[Records from a collection of figures]

----

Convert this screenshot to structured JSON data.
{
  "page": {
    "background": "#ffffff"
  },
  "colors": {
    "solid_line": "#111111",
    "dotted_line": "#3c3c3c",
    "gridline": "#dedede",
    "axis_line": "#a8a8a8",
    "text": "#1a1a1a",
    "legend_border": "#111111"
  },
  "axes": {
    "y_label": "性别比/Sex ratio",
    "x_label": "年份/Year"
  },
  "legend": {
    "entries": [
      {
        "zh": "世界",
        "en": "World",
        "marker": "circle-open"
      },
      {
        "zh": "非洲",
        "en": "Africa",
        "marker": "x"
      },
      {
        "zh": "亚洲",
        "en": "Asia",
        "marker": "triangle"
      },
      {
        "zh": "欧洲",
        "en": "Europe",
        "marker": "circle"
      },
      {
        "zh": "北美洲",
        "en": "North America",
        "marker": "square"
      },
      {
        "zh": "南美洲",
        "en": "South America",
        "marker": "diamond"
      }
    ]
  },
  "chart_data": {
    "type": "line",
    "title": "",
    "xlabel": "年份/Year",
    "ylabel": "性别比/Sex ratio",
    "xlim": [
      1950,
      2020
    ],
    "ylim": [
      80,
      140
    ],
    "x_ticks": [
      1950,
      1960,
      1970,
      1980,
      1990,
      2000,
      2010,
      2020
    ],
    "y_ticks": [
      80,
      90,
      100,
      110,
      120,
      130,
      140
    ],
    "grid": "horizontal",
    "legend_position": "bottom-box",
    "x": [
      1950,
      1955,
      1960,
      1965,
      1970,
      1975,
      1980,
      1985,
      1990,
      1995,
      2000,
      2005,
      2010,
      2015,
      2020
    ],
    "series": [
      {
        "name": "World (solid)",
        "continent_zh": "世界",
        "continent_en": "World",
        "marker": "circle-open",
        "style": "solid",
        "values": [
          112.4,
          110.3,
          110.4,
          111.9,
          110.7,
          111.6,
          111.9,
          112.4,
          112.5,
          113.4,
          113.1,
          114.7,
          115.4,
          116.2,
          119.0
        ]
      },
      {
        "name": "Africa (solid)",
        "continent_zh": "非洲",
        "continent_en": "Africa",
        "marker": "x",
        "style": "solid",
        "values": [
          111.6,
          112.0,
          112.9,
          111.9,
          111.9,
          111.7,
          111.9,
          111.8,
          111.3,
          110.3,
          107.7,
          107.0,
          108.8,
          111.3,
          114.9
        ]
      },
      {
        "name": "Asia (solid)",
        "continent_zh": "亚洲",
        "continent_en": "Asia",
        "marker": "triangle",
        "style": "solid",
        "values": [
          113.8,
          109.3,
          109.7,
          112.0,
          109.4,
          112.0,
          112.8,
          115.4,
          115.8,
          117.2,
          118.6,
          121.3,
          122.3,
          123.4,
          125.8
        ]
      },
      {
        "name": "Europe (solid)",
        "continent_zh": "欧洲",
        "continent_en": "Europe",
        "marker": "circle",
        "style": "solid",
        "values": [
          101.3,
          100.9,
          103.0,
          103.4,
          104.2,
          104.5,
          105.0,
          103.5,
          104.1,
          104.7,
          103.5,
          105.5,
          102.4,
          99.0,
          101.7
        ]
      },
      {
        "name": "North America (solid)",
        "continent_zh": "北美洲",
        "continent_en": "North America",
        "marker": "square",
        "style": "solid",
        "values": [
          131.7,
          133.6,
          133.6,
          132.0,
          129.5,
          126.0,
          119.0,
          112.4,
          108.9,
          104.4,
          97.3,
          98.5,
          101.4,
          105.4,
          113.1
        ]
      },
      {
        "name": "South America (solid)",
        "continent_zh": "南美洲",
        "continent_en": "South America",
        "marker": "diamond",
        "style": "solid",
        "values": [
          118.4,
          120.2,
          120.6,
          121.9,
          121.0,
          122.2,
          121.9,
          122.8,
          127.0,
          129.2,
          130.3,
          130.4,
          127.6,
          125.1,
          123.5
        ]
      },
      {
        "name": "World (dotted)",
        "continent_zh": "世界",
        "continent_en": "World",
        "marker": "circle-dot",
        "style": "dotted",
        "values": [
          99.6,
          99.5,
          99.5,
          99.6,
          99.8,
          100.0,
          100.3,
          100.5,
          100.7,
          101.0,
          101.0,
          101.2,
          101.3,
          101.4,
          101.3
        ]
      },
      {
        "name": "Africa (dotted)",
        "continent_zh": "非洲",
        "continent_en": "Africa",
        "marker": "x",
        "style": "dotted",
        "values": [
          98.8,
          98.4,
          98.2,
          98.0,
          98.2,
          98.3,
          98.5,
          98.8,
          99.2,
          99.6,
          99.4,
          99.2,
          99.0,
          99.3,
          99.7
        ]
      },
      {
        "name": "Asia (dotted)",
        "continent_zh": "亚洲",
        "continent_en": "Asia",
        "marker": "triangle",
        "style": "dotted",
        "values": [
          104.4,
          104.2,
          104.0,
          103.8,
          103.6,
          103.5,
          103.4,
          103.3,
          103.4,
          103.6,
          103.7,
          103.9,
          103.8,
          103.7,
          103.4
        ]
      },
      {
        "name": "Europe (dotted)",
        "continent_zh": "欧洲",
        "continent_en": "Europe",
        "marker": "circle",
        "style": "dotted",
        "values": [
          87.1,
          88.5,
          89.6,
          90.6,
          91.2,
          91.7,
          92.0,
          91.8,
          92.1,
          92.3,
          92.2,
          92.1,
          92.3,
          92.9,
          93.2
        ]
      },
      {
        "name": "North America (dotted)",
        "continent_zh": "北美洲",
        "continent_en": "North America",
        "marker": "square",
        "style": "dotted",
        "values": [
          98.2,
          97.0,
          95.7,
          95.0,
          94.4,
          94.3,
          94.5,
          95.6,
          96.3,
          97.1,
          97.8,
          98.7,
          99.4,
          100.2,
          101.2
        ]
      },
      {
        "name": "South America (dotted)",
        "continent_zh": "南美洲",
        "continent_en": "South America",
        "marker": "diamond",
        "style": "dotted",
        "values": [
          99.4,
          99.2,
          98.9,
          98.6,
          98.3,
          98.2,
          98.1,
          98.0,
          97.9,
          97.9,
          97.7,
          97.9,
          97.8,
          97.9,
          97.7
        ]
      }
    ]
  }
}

----

Exercise description: Take every line containing the word "America" and copy it.

The answer:
        "en": "North America",
        "en": "South America",
        "name": "North America (solid)",
        "continent_en": "North America",
        "name": "South America (solid)",
        "continent_en": "South America",
        "name": "North America (dotted)",
        "continent_en": "North America",
        "name": "South America (dotted)",
        "continent_en": "South America",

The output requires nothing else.